::: Task input :::

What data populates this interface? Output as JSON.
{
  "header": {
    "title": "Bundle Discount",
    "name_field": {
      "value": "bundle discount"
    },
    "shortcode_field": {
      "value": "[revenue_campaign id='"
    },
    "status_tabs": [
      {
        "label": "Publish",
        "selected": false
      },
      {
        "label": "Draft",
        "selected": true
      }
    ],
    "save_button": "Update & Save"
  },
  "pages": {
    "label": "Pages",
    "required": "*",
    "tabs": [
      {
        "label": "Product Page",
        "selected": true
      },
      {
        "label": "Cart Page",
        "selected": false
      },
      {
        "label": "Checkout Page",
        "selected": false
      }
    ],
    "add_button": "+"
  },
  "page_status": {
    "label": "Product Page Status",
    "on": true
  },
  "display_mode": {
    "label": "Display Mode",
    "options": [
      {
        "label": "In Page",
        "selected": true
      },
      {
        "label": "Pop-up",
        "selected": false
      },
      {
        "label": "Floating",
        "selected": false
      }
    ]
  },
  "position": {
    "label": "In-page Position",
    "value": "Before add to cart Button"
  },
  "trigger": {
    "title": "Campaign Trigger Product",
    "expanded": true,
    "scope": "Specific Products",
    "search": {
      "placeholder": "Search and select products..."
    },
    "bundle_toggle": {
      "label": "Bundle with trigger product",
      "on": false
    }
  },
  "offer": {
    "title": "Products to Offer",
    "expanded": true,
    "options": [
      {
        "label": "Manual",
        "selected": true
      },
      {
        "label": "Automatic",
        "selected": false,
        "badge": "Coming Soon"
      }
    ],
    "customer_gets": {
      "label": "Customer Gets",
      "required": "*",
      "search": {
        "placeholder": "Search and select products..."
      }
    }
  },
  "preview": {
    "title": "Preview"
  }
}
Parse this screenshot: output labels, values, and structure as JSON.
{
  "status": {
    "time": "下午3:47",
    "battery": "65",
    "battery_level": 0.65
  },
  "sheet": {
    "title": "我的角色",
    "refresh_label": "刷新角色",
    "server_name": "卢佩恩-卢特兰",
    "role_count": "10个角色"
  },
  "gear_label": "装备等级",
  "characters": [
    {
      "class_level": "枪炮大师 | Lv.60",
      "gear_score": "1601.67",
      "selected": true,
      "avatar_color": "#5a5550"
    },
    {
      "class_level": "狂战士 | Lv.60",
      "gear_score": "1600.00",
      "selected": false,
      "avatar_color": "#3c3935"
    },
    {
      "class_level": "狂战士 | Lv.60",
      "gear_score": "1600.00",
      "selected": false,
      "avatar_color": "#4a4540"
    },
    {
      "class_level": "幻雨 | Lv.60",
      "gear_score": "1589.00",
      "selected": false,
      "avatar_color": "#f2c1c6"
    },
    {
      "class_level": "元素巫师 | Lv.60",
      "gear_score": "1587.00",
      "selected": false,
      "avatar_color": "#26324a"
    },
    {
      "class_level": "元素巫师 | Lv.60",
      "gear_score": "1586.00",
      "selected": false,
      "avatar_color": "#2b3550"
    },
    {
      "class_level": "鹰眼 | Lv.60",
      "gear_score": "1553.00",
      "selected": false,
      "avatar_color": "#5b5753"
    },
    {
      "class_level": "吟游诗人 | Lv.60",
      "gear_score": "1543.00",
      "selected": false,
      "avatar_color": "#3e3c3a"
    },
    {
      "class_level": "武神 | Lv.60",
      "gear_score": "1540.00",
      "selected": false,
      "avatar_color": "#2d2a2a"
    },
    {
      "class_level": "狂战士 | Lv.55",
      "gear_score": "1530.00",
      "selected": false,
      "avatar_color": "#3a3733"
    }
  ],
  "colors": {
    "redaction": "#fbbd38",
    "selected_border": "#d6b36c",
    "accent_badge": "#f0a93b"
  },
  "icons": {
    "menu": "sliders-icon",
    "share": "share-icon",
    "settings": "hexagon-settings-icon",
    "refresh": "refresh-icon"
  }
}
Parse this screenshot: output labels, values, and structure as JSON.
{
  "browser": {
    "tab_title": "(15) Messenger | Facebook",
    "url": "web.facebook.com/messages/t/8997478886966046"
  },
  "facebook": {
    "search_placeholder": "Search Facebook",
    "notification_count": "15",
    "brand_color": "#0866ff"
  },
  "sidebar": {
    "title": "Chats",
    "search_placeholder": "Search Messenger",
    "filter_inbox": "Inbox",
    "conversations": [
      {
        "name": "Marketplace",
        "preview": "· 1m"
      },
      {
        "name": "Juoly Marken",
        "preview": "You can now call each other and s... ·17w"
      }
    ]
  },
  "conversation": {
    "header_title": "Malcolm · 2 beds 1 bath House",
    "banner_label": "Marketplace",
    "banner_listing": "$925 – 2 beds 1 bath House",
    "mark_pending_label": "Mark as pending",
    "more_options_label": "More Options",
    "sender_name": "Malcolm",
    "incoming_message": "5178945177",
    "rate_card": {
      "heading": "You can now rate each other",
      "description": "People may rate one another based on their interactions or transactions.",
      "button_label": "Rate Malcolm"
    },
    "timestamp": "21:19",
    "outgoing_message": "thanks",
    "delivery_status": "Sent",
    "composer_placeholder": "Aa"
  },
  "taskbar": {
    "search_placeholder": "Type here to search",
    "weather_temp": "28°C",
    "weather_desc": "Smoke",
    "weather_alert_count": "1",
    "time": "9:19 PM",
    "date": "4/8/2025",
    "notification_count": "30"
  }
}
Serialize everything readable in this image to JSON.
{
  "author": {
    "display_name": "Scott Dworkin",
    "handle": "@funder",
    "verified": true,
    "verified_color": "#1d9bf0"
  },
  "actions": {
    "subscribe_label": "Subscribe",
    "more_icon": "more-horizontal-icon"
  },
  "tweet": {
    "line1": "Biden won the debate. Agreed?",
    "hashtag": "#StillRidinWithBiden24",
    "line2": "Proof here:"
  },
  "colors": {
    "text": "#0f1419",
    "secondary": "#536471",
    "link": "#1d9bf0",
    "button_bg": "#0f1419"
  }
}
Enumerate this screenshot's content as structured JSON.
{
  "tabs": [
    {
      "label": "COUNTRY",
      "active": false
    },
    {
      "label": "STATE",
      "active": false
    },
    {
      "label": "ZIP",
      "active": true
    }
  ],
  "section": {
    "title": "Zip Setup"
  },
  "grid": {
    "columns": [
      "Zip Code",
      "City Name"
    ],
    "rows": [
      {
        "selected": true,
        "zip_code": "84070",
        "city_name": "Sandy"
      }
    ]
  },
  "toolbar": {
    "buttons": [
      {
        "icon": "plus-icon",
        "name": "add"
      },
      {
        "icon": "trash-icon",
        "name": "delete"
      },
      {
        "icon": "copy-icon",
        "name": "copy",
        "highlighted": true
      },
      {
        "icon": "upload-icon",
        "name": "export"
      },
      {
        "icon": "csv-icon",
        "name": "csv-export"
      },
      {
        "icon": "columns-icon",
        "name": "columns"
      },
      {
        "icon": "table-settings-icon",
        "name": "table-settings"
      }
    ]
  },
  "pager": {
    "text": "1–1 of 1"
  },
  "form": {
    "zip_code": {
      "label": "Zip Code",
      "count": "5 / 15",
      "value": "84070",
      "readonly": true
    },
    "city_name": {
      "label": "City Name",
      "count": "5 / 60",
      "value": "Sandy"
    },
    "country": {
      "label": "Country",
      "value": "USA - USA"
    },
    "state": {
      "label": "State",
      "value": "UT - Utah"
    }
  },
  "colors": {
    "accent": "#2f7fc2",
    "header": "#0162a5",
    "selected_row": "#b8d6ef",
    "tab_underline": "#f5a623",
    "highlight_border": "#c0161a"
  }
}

:::

Write out every line from the entries where "columns" appears.

#### Answer for this exercise:
    "columns": [
        "icon": "columns-icon",
        "name": "columns"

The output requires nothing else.